Dataset rows describing interfaces

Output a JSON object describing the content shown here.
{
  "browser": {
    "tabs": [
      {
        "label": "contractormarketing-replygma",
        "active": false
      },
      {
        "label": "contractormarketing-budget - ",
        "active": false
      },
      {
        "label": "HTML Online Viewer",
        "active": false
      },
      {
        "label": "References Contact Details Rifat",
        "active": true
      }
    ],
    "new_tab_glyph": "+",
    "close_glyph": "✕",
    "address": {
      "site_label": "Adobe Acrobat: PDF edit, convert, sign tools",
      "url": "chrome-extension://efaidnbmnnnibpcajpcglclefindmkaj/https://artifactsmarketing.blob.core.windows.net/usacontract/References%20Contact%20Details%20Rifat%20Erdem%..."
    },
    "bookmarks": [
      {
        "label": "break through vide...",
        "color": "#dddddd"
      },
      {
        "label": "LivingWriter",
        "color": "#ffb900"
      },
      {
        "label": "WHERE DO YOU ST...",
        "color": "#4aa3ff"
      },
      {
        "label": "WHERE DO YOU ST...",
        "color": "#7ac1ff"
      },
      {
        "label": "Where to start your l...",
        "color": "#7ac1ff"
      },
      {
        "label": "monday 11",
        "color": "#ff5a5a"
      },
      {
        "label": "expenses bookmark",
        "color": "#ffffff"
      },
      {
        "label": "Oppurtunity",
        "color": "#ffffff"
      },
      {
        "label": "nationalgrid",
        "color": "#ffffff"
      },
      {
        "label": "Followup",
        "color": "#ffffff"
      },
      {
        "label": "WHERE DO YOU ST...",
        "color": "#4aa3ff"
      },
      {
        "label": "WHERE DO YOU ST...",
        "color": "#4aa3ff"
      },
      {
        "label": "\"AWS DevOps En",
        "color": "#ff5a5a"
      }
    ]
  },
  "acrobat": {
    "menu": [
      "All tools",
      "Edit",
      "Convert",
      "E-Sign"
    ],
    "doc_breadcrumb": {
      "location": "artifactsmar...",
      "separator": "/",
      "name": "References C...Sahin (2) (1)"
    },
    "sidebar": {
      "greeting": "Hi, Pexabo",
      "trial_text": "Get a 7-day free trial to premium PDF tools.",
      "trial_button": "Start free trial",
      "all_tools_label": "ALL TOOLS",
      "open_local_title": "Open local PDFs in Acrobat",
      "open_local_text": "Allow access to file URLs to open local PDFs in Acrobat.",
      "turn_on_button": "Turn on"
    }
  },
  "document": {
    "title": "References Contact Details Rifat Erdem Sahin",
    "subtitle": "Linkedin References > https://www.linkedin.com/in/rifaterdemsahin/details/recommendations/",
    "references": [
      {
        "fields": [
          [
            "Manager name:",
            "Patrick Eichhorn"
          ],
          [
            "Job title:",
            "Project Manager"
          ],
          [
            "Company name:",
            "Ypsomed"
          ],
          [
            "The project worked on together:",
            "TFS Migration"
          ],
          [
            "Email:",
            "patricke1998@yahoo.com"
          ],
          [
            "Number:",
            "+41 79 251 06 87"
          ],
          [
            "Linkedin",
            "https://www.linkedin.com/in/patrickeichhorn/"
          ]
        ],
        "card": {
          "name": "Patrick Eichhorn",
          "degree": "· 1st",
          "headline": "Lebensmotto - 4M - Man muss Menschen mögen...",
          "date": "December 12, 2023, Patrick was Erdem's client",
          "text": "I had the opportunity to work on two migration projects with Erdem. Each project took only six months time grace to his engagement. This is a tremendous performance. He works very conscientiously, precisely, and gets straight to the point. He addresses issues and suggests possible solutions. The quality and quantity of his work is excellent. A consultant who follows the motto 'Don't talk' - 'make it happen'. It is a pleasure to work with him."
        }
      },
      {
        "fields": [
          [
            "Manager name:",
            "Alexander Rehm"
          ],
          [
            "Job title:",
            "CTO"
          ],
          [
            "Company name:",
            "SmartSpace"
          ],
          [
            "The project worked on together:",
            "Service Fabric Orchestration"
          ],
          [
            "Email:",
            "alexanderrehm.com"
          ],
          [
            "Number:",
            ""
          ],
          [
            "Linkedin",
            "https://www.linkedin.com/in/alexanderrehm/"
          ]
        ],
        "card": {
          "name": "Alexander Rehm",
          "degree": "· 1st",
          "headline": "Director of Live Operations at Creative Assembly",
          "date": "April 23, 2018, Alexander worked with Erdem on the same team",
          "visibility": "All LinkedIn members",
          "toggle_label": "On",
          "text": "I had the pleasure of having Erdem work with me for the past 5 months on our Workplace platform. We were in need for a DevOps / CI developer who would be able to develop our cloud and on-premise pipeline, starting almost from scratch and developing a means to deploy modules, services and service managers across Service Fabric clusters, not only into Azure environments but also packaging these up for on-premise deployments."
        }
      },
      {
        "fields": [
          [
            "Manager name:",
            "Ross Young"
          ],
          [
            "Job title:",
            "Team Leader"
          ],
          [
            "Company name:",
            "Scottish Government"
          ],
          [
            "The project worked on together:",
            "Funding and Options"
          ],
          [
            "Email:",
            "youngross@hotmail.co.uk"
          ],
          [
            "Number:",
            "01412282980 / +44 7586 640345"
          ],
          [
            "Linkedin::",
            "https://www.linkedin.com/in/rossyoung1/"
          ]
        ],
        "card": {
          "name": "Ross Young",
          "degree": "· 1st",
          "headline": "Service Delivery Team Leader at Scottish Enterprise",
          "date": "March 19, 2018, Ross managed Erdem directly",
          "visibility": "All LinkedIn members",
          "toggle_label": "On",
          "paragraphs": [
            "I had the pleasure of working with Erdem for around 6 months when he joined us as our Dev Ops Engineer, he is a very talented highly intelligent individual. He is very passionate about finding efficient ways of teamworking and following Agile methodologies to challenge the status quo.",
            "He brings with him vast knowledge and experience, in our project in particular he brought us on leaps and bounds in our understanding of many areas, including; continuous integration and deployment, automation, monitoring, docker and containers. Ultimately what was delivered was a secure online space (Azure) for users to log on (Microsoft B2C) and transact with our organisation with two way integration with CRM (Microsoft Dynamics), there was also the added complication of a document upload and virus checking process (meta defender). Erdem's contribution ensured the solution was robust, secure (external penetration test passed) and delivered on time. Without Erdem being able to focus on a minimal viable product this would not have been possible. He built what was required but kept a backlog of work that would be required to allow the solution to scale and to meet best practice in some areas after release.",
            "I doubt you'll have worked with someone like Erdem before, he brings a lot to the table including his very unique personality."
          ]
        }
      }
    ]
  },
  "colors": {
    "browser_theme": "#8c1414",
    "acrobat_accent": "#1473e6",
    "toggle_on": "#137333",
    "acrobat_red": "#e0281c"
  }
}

* Directions for this task
Within the records above, determine the number of lines that hold the word "contractormarketing" and return only that value.

* Your response
2